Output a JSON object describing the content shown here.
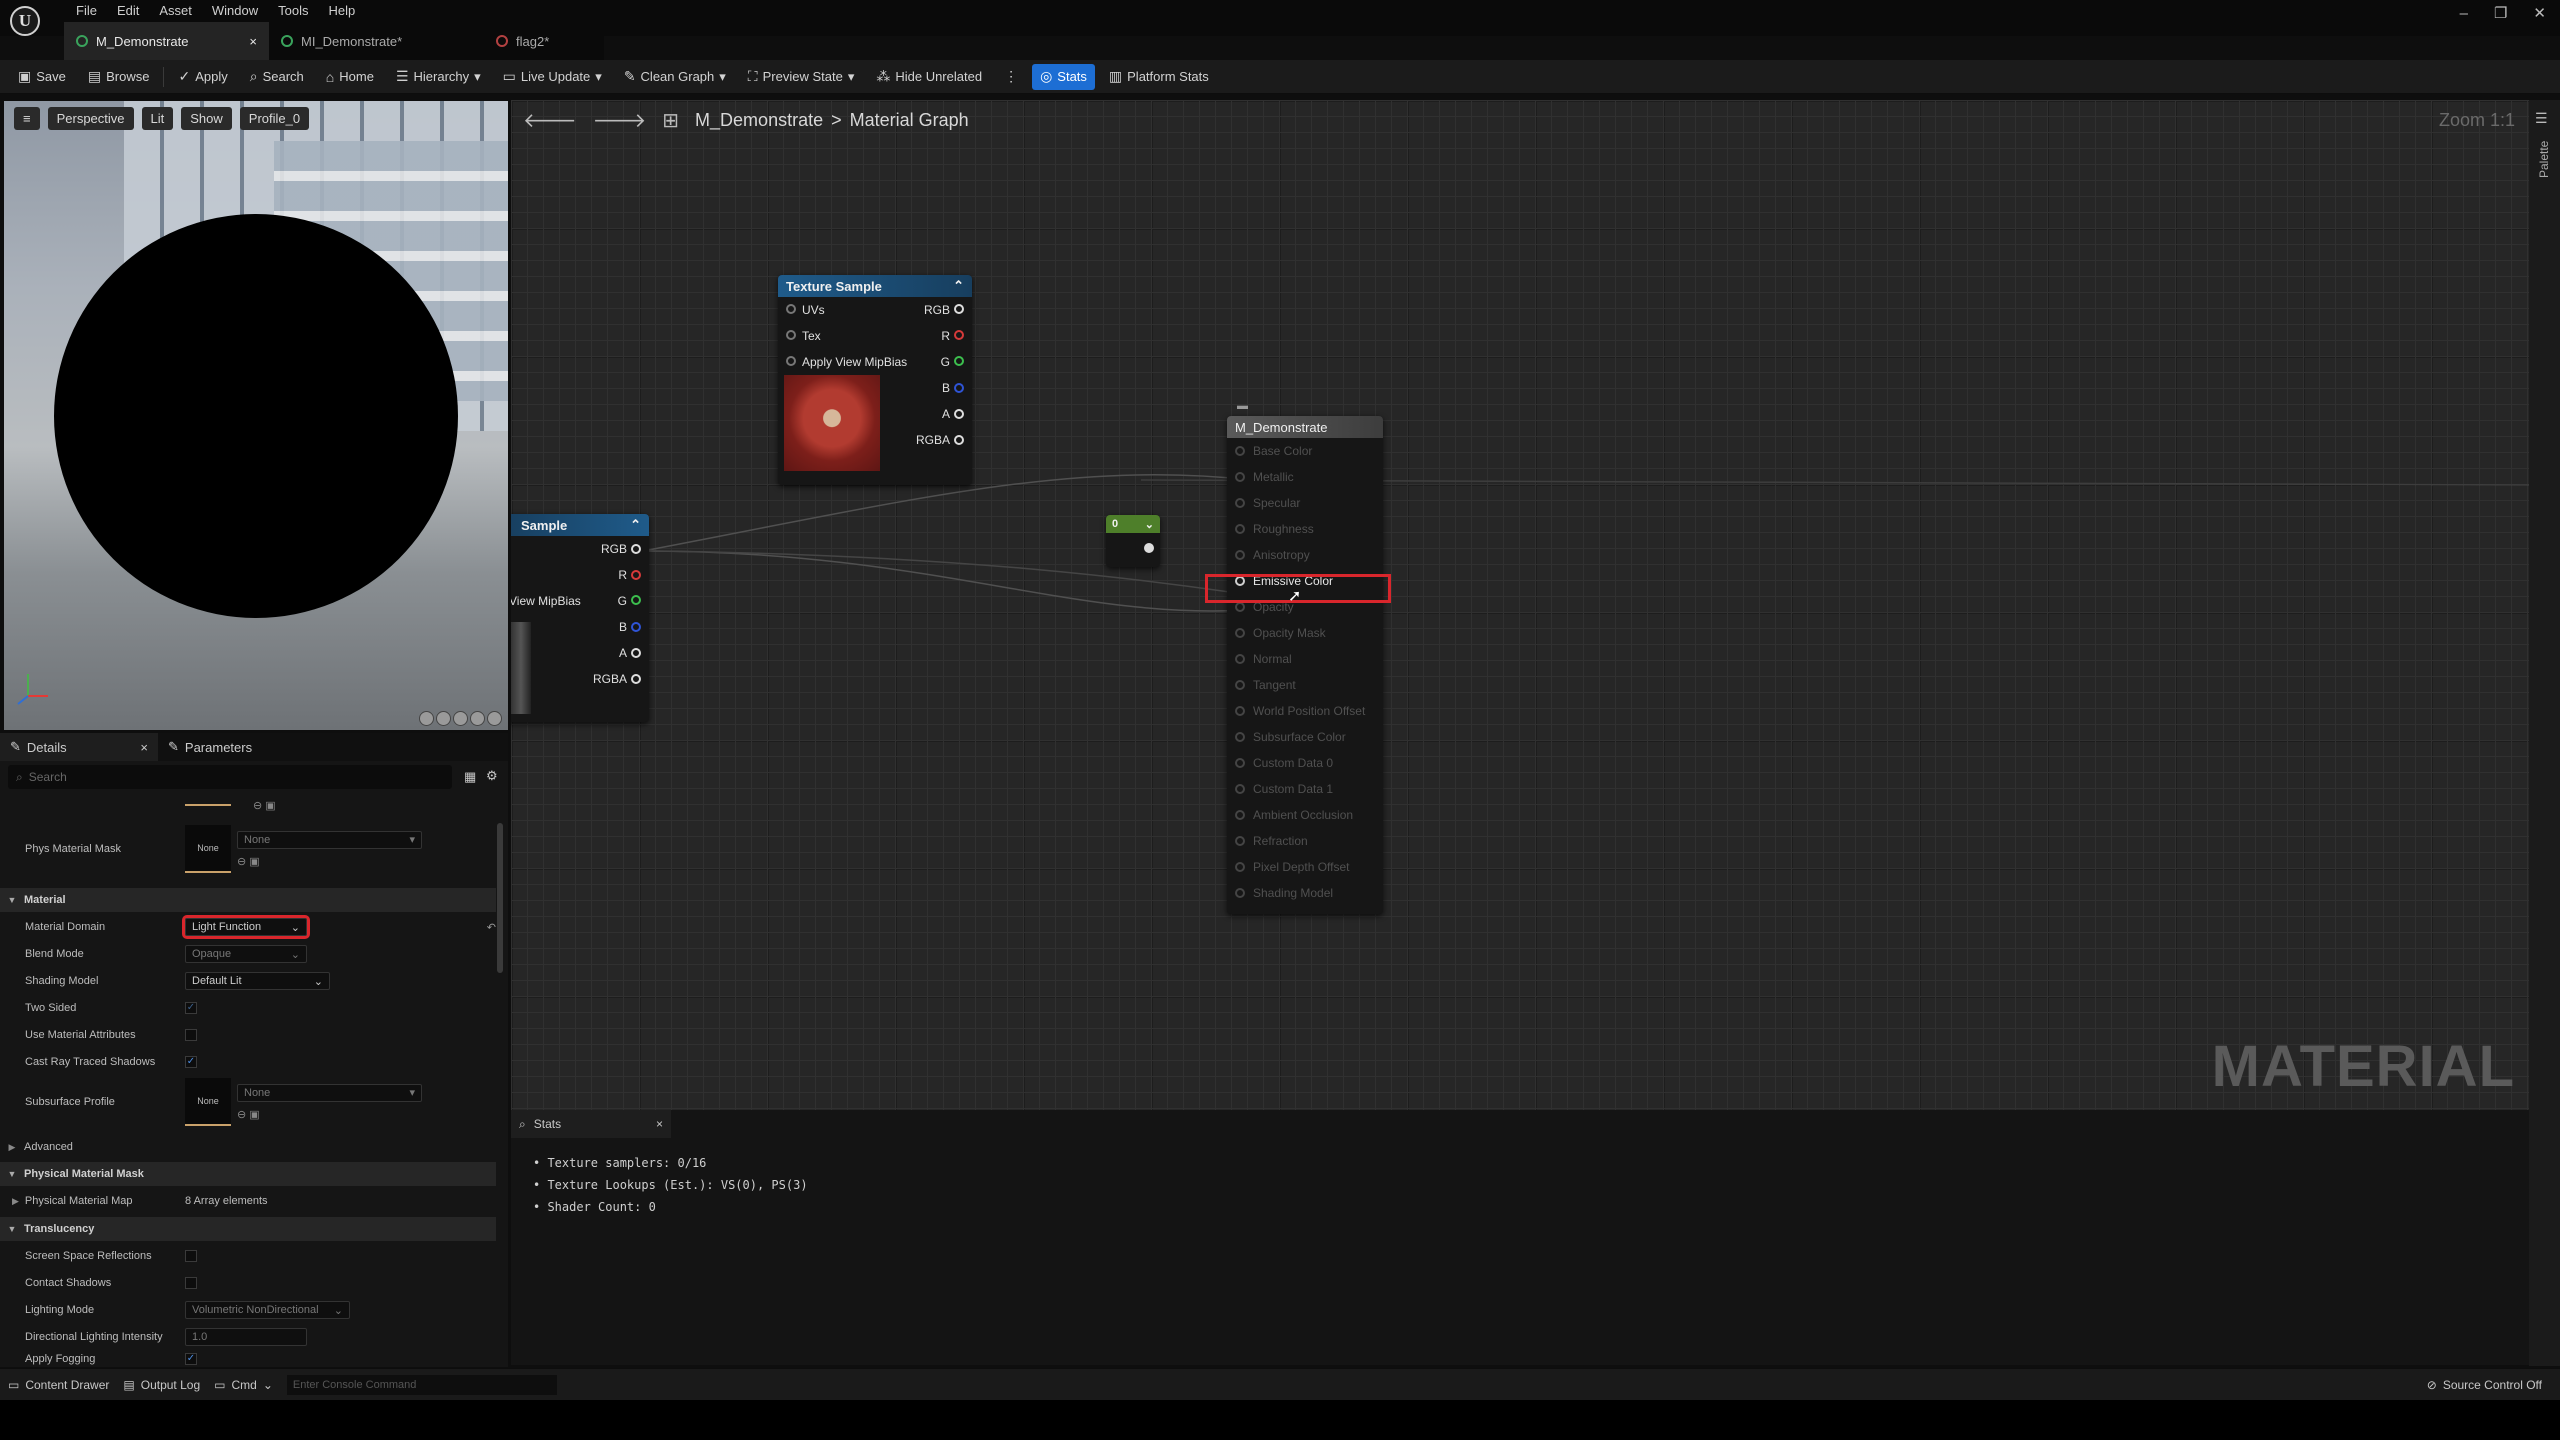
{
  "app": {
    "menu": [
      "File",
      "Edit",
      "Asset",
      "Window",
      "Tools",
      "Help"
    ],
    "window_controls": [
      "–",
      "❐",
      "✕"
    ]
  },
  "tabs": [
    {
      "label": "M_Demonstrate",
      "close": "×"
    },
    {
      "label": "MI_Demonstrate*"
    },
    {
      "label": "flag2*"
    }
  ],
  "toolbar": {
    "save": "Save",
    "browse": "Browse",
    "apply": "Apply",
    "search": "Search",
    "home": "Home",
    "hierarchy": "Hierarchy",
    "live_update": "Live Update",
    "clean_graph": "Clean Graph",
    "preview_state": "Preview State",
    "hide_unrelated": "Hide Unrelated",
    "stats": "Stats",
    "platform_stats": "Platform Stats"
  },
  "viewport": {
    "perspective": "Perspective",
    "lit": "Lit",
    "show": "Show",
    "profile": "Profile_0"
  },
  "details": {
    "tab_details": "Details",
    "tab_close": "×",
    "tab_parameters": "Parameters",
    "search_placeholder": "Search",
    "phys_material_mask": {
      "label": "Phys Material Mask",
      "thumb": "None",
      "value": "None"
    },
    "cat_material": "Material",
    "material_domain": {
      "label": "Material Domain",
      "value": "Light Function"
    },
    "blend_mode": {
      "label": "Blend Mode",
      "value": "Opaque"
    },
    "shading_model": {
      "label": "Shading Model",
      "value": "Default Lit"
    },
    "two_sided": "Two Sided",
    "use_material_attributes": "Use Material Attributes",
    "cast_ray_traced_shadows": "Cast Ray Traced Shadows",
    "subsurface_profile": {
      "label": "Subsurface Profile",
      "thumb": "None",
      "value": "None"
    },
    "advanced": "Advanced",
    "cat_physical_material_mask": "Physical Material Mask",
    "physical_material_map": {
      "label": "Physical Material Map",
      "value": "8 Array elements"
    },
    "cat_translucency": "Translucency",
    "screen_space_reflections": "Screen Space Reflections",
    "contact_shadows": "Contact Shadows",
    "lighting_mode": {
      "label": "Lighting Mode",
      "value": "Volumetric NonDirectional"
    },
    "directional_lighting_intensity": {
      "label": "Directional Lighting Intensity",
      "value": "1.0"
    },
    "apply_fogging": "Apply Fogging"
  },
  "graph": {
    "breadcrumb_root": "M_Demonstrate",
    "breadcrumb_sep": ">",
    "breadcrumb_leaf": "Material Graph",
    "zoom": "Zoom 1:1",
    "watermark": "MATERIAL",
    "palette": "Palette",
    "texture_sample_1": {
      "title": "Texture Sample",
      "inputs": [
        "UVs",
        "Tex",
        "Apply View MipBias"
      ],
      "outputs": [
        "RGB",
        "R",
        "G",
        "B",
        "A",
        "RGBA"
      ]
    },
    "texture_sample_2": {
      "title": "Sample",
      "inputs": [
        "View MipBias"
      ],
      "outputs": [
        "RGB",
        "R",
        "G",
        "B",
        "A",
        "RGBA"
      ]
    },
    "constant_node": {
      "value": "0"
    },
    "result_node": {
      "title": "M_Demonstrate",
      "pins": [
        "Base Color",
        "Metallic",
        "Specular",
        "Roughness",
        "Anisotropy",
        "Emissive Color",
        "Opacity",
        "Opacity Mask",
        "Normal",
        "Tangent",
        "World Position Offset",
        "Subsurface Color",
        "Custom Data 0",
        "Custom Data 1",
        "Ambient Occlusion",
        "Refraction",
        "Pixel Depth Offset",
        "Shading Model"
      ]
    }
  },
  "stats": {
    "tab": "Stats",
    "close": "×",
    "lines": [
      "Texture samplers: 0/16",
      "Texture Lookups (Est.): VS(0), PS(3)",
      "Shader Count: 0"
    ]
  },
  "statusbar": {
    "content_drawer": "Content Drawer",
    "output_log": "Output Log",
    "cmd": "Cmd",
    "console_placeholder": "Enter Console Command",
    "source_control": "Source Control Off"
  },
  "colors": {
    "accent": "#1d6ed4",
    "highlight": "#d9262c",
    "texture_header": "#1f5b8a"
  }
}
= = = =
## TASK BRIEF
Collect the lines of the records that include the string "label".

## ANSWER FOR THE TASK
      "label": "M_Demonstrate",
      "label": "MI_Demonstrate*"
      "label": "flag2*"
      "label": "Phys Material Mask",
      "label": "Material Domain",
      "label": "Blend Mode",
      "label": "Shading Model",
      "label": "Subsurface Profile",
      "label": "Physical Material Map",
      "label": "Lighting Mode",
      "label": "Directional Lighting Intensity",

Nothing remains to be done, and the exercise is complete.